[Excerpt from a dataset]

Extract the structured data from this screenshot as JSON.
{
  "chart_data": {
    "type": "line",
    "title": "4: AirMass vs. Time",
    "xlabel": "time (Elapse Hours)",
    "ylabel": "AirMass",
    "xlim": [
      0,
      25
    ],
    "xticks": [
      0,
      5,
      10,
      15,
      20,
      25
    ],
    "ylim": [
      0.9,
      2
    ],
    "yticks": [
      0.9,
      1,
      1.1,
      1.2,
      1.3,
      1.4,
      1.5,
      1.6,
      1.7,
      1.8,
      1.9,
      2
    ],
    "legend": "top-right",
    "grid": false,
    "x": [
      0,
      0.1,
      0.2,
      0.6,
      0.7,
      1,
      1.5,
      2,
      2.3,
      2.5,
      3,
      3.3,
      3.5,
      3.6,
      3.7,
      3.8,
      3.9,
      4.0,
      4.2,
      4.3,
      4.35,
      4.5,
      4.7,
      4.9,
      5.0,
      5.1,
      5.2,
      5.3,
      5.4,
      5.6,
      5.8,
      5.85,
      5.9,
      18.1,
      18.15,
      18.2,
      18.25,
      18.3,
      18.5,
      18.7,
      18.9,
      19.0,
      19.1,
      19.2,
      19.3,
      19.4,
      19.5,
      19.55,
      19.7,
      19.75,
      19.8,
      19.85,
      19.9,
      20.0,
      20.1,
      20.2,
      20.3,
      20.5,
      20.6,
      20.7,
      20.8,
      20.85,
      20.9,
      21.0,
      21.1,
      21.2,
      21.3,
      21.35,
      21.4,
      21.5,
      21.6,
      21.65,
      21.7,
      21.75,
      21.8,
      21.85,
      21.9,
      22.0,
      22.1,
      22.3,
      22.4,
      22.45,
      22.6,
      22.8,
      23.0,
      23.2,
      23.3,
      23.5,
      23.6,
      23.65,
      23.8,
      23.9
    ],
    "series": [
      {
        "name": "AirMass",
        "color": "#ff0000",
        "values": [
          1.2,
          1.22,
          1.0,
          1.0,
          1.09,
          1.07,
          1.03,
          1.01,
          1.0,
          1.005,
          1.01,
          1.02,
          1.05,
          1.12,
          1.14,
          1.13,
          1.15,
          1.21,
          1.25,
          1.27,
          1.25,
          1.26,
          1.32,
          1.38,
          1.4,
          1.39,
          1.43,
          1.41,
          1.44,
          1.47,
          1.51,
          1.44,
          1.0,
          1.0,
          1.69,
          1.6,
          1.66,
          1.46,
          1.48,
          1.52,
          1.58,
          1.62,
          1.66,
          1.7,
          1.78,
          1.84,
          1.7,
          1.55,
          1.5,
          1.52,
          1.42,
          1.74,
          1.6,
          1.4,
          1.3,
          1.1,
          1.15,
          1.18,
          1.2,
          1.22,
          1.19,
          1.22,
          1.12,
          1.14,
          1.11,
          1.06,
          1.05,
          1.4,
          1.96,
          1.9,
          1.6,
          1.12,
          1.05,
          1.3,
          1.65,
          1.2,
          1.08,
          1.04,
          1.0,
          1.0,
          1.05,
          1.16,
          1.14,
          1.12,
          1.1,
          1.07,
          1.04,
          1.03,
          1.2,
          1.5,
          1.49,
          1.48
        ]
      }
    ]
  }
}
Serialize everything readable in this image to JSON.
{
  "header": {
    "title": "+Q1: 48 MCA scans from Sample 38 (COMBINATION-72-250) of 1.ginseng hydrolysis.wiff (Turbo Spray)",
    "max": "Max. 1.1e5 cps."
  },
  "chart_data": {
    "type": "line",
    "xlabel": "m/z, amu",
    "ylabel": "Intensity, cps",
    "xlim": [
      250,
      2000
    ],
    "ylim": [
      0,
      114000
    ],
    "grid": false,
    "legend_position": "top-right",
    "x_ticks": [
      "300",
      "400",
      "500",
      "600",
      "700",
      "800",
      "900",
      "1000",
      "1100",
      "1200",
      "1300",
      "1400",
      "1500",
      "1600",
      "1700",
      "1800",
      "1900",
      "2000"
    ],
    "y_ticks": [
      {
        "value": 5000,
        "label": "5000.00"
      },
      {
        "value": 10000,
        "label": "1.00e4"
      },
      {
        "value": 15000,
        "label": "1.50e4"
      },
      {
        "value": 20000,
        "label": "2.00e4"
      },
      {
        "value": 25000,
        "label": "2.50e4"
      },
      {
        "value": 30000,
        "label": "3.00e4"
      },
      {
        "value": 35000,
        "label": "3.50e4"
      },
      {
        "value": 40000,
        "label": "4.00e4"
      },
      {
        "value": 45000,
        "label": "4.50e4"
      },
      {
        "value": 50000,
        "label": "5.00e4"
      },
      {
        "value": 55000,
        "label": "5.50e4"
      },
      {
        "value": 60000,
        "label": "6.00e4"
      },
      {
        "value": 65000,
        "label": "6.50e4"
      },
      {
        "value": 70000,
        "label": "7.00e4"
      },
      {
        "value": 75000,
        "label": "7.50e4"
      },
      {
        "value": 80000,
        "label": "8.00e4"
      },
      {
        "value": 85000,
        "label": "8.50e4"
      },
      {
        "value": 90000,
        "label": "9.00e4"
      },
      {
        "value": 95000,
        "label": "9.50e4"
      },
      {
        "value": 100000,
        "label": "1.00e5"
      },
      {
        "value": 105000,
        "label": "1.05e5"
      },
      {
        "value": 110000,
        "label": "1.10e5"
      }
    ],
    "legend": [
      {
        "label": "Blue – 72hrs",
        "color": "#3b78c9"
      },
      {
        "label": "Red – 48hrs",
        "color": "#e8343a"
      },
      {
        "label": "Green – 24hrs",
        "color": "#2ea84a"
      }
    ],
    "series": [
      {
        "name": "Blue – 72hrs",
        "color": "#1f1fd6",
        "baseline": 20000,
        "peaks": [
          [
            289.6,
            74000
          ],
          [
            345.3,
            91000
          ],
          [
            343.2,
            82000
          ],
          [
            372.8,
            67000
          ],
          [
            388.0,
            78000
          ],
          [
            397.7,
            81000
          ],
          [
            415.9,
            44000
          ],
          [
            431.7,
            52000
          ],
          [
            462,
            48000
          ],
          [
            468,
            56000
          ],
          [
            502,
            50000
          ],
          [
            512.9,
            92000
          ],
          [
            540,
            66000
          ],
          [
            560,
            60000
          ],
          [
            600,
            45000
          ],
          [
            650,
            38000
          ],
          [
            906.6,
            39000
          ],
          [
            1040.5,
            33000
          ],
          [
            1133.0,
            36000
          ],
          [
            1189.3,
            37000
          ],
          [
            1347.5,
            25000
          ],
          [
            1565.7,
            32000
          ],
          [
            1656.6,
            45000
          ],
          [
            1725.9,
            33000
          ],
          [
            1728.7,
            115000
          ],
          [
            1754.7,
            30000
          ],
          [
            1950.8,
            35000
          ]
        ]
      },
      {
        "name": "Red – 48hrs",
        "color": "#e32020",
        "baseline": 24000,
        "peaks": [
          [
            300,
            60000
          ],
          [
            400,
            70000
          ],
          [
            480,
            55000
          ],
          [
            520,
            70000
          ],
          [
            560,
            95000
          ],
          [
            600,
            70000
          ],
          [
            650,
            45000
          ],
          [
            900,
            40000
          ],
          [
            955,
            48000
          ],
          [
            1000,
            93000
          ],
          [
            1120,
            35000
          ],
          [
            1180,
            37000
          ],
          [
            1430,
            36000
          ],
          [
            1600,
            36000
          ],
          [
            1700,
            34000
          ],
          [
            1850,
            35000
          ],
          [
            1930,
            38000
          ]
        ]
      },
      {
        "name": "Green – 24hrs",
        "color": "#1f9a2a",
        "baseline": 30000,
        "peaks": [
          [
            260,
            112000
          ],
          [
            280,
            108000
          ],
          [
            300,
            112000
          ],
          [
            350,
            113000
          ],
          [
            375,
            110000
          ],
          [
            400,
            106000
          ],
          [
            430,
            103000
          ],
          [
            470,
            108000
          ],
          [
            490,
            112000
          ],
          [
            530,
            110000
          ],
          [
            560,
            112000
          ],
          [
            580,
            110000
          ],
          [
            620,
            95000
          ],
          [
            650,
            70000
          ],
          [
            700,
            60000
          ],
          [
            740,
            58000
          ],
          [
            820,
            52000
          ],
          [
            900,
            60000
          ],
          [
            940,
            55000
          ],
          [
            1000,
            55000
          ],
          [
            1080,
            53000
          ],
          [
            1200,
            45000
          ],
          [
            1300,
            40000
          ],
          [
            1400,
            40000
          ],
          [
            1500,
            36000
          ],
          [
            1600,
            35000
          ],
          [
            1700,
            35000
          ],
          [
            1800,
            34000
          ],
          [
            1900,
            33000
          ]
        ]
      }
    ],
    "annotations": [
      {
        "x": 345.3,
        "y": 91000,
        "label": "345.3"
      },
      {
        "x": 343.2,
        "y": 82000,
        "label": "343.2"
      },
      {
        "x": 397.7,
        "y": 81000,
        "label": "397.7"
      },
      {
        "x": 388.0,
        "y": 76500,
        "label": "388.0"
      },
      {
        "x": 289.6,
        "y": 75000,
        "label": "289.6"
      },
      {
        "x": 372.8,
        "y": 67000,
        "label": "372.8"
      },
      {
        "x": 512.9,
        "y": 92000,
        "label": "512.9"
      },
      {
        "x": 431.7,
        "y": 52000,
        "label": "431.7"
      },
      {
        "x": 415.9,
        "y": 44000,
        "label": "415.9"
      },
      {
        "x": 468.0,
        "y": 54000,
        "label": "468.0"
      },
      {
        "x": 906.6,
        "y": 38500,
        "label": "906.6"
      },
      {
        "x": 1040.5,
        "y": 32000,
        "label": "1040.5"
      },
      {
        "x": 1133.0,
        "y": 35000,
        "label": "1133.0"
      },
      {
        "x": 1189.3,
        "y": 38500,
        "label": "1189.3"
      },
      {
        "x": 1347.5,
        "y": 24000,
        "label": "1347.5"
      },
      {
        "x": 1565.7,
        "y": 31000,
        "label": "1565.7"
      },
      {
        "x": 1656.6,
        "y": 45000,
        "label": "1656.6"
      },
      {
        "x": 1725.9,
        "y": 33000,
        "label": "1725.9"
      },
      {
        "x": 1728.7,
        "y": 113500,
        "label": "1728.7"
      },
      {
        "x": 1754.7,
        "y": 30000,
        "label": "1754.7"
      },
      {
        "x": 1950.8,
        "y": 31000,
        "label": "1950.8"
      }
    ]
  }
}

Aim of the exercise | Copy all lines of the material above where the string "right" occurs.

Problem solution |
    "legend": "top-right",
    "legend_position": "top-right",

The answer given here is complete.